=== INPUT MATERIAL ===
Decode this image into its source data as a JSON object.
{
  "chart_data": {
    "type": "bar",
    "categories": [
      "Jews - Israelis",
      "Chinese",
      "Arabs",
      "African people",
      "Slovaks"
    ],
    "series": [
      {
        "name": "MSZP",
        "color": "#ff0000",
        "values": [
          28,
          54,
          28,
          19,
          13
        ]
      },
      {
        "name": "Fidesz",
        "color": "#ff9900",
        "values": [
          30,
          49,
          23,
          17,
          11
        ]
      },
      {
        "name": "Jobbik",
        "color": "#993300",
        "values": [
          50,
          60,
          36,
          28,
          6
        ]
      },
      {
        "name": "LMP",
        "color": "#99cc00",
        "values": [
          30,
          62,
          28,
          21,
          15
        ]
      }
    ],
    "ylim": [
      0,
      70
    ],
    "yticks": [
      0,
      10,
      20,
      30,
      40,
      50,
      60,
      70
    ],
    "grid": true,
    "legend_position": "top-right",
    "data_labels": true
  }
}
===
▶ _GIVEN EXERCISE_
Give the data again, exactly as it stands.

▶ _SOLVED EXERCISE_
Decode this image into its source data as a JSON object.
{
  "chart_data": {
    "type": "bar",
    "categories": [
      "Jews - Israelis",
      "Chinese",
      "Arabs",
      "African people",
      "Slovaks"
    ],
    "series": [
      {
        "name": "MSZP",
        "color": "#ff0000",
        "values": [
          28,
          54,
          28,
          19,
          13
        ]
      },
      {
        "name": "Fidesz",
        "color": "#ff9900",
        "values": [
          30,
          49,
          23,
          17,
          11
        ]
      },
      {
        "name": "Jobbik",
        "color": "#993300",
        "values": [
          50,
          60,
          36,
          28,
          6
        ]
      },
      {
        "name": "LMP",
        "color": "#99cc00",
        "values": [
          30,
          62,
          28,
          21,
          15
        ]
      }
    ],
    "ylim": [
      0,
      70
    ],
    "yticks": [
      0,
      10,
      20,
      30,
      40,
      50,
      60,
      70
    ],
    "grid": true,
    "legend_position": "top-right",
    "data_labels": true
  }
}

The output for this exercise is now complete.